* **Source document**:
..........

4. The decision of the Judges’ Council of the Supreme People’s Court must be voted for by at least three-quarters of total members of the Council.
5. The Supreme People’s Court shall assume the prime responsibility for, and coordinate with the Supreme People’s Court in, guiding the implementation of this Article.
Chapter XVI
PROCEDURES FOR EXECUTING COURT JUDGMENTS OR RULINGS ON ADMINISTRATIVE CASES
Article 241. Court judgments or rulings on administrative cases to be executed
1. Legally effective judgments or rulings or parts thereof of the first-instance court which are not appealed or protested against according to appellate procedures.
2. Judgments or rulings of the appellate court.
3. Cassation decisions or reopening decisions of the court.
4. Decisions issued according to special procedures of the Judges’ Council of the Supreme People’s Court under Article 240 of this Law.
5. Decisions of the court to apply provisional urgent measures though they may be appealed or protested against.
Article 242. Explanation of court judgment and ruling
1. The person in favor of whom a judgment is excuted, the person obliged to execute a judgment, persons with rights and obligations related to the execution of a court judgment or ruling and the civil judgment enforcement agency have the right to request in writing the court which has issued the judgment or ruling specified in Clause 1, 2, 3 or 4, Article 241 of this Law to explain unclear points in the judgment or ruling for execution.
2. The presiding judge of the court hearing or session shall explain the judgment or ruling of the court. In case he/she no longer works as judge of the court, the president of such court shall explain the judgment or ruling.
3. Explanation of a court judgment or ruling must be based on the judgment or ruling, minutes of the court hearing or session and minutes of deliberation.
4. Within 15 days after the date of receiving a written request, the court shall issue a written explanation and send it to the individuals, agencies and organizations that ere provided or delivered the judgment or ruling under this Law.

..........

Stored data

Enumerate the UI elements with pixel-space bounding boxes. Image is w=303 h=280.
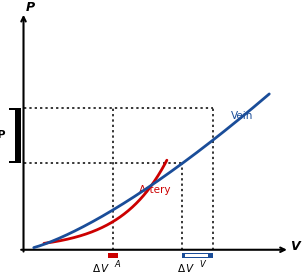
FancyBboxPatch shape: [9, 110, 15, 161]
Text: Artery: Artery: [139, 185, 171, 195]
Text: P: P: [25, 1, 35, 14]
Text: V: V: [199, 260, 205, 269]
Text: A: A: [115, 260, 120, 269]
FancyBboxPatch shape: [9, 108, 21, 163]
FancyBboxPatch shape: [182, 253, 213, 258]
Text: V: V: [290, 240, 300, 253]
FancyBboxPatch shape: [185, 254, 208, 257]
Text: $\Delta\,V$: $\Delta\,V$: [92, 262, 111, 274]
Text: $\Delta\,V$: $\Delta\,V$: [177, 262, 195, 274]
Text: Vein: Vein: [231, 111, 253, 121]
FancyBboxPatch shape: [108, 253, 118, 258]
Text: Δ P: Δ P: [0, 130, 6, 141]
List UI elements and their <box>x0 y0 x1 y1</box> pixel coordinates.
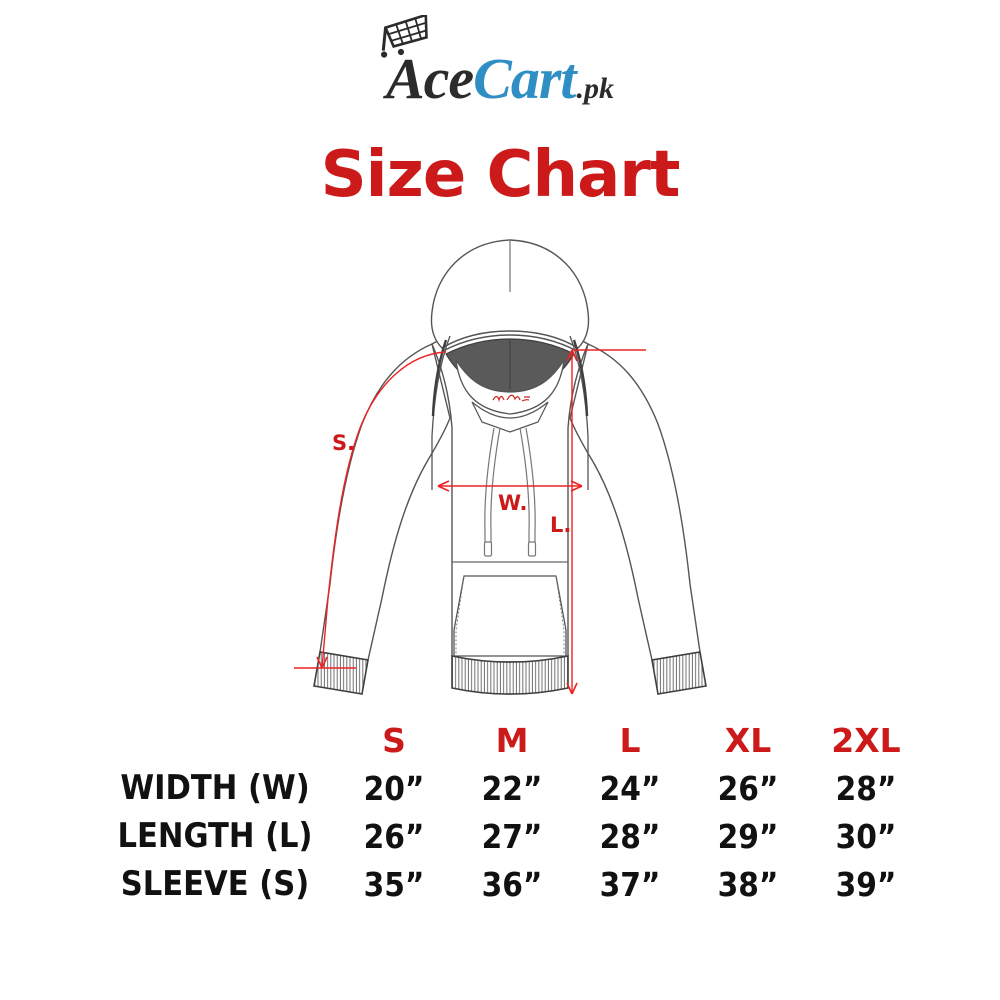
cell-width-m: 22” <box>481 768 543 808</box>
table-row: SLEEVE (S) 35” 36” 37” 38” 39” <box>95 860 925 908</box>
header-cell-m: M <box>495 720 529 760</box>
cell-width-xl: 26” <box>717 768 779 808</box>
brand-logo: Ace Cart .pk <box>0 14 1000 118</box>
chest-logo-mark <box>492 394 530 403</box>
table-row: WIDTH (W) 20” 22” 24” 26” 28” <box>95 764 925 812</box>
drawstrings <box>483 427 537 557</box>
cell-length-xl: 29” <box>717 816 779 856</box>
size-chart-table: S M L XL 2XL WIDTH (W) 20” 22” 24” 26” 2… <box>95 716 925 908</box>
logo-text-cart: Cart <box>473 45 576 111</box>
row-label-sleeve: SLEEVE (S) <box>120 864 310 904</box>
kangaroo-pocket <box>453 575 567 657</box>
cell-sleeve-m: 36” <box>481 864 543 904</box>
measure-length <box>566 349 646 695</box>
logo-text-ace: Ace <box>385 45 474 111</box>
armhole-shading <box>431 339 589 417</box>
row-label-width: WIDTH (W) <box>120 768 310 808</box>
cell-width-s: 20” <box>363 768 425 808</box>
collar <box>455 359 565 433</box>
cell-sleeve-s: 35” <box>363 864 425 904</box>
cuff-rib-left <box>313 651 369 695</box>
table-row: LENGTH (L) 26” 27” 28” 29” 30” <box>95 812 925 860</box>
shoulder-seams <box>431 335 589 490</box>
measure-label-sleeve: S. <box>332 431 355 455</box>
header-cell-s: S <box>382 720 406 760</box>
measure-label-length: L. <box>550 513 571 537</box>
hoodie-illustration: S. W. L. <box>294 239 707 695</box>
measure-label-width: W. <box>498 491 527 515</box>
cell-length-s: 26” <box>363 816 425 856</box>
hem-rib <box>451 655 569 695</box>
logo-text-tld: .pk <box>576 71 615 105</box>
cell-sleeve-xl: 38” <box>717 864 779 904</box>
cell-sleeve-l: 37” <box>599 864 661 904</box>
cell-length-l: 28” <box>599 816 661 856</box>
shopping-cart-icon <box>380 14 428 58</box>
row-label-length: LENGTH (L) <box>117 816 313 856</box>
cell-length-m: 27” <box>481 816 543 856</box>
cell-width-2xl: 28” <box>835 768 897 808</box>
cell-length-2xl: 30” <box>835 816 897 856</box>
table-header-row: S M L XL 2XL <box>95 716 925 764</box>
cell-sleeve-2xl: 39” <box>835 864 897 904</box>
page-title: Size Chart <box>320 138 681 212</box>
cell-width-l: 24” <box>599 768 661 808</box>
measure-sleeve <box>294 351 447 669</box>
cuff-rib-right <box>651 651 707 695</box>
header-cell-xl: XL <box>724 720 772 760</box>
hood <box>430 239 590 349</box>
header-cell-2xl: 2XL <box>831 720 901 760</box>
header-cell-blank <box>95 716 335 764</box>
measure-width <box>437 480 583 492</box>
header-cell-l: L <box>619 720 641 760</box>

..........

* **What to work on**:
In the law excerpt, shorten the paragraph that begins "The presiding judge of the court hearing" while keeping its main facts.

* **Task answer**:
The presiding judge of the court hearing or session explains the court's judgment or ruling. If that judge no longer works at the court, the court's president does it instead.